> Work to be completed:
Extract the entries in their exact form.

-- START Data entries --

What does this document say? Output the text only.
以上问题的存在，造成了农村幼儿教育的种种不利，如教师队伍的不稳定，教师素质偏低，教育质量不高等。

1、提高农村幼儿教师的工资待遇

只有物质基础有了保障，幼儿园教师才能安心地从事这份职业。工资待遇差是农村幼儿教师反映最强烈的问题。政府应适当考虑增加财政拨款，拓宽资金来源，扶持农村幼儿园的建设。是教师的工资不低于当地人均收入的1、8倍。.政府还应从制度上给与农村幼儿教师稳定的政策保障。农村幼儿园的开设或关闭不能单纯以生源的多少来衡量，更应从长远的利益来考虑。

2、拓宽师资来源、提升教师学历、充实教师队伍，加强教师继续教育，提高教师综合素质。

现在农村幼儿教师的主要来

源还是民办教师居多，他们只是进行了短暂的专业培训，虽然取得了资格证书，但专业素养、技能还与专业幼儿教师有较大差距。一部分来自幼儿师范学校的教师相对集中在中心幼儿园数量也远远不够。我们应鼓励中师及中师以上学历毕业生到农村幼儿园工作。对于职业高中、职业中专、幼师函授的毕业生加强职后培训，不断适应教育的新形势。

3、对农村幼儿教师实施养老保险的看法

-- END Data entries --

> The solution:
What does this document say? Output the text only.
以上问题的存在，造成了农村幼儿教育的种种不利，如教师队伍的不稳定，教师素质偏低，教育质量不高等。

1、提高农村幼儿教师的工资待遇

只有物质基础有了保障，幼儿园教师才能安心地从事这份职业。工资待遇差是农村幼儿教师反映最强烈的问题。政府应适当考虑增加财政拨款，拓宽资金来源，扶持农村幼儿园的建设。是教师的工资不低于当地人均收入的1、8倍。.政府还应从制度上给与农村幼儿教师稳定的政策保障。农村幼儿园的开设或关闭不能单纯以生源的多少来衡量，更应从长远的利益来考虑。

2、拓宽师资来源、提升教师学历、充实教师队伍，加强教师继续教育，提高教师综合素质。

现在农村幼儿教师的主要来

源还是民办教师居多，他们只是进行了短暂的专业培训，虽然取得了资格证书，但专业素养、技能还与专业幼儿教师有较大差距。一部分来自幼儿师范学校的教师相对集中在中心幼儿园数量也远远不够。我们应鼓励中师及中师以上学历毕业生到农村幼儿园工作。对于职业高中、职业中专、幼师函授的毕业生加强职后培训，不断适应教育的新形势。

3、对农村幼儿教师实施养老保险的看法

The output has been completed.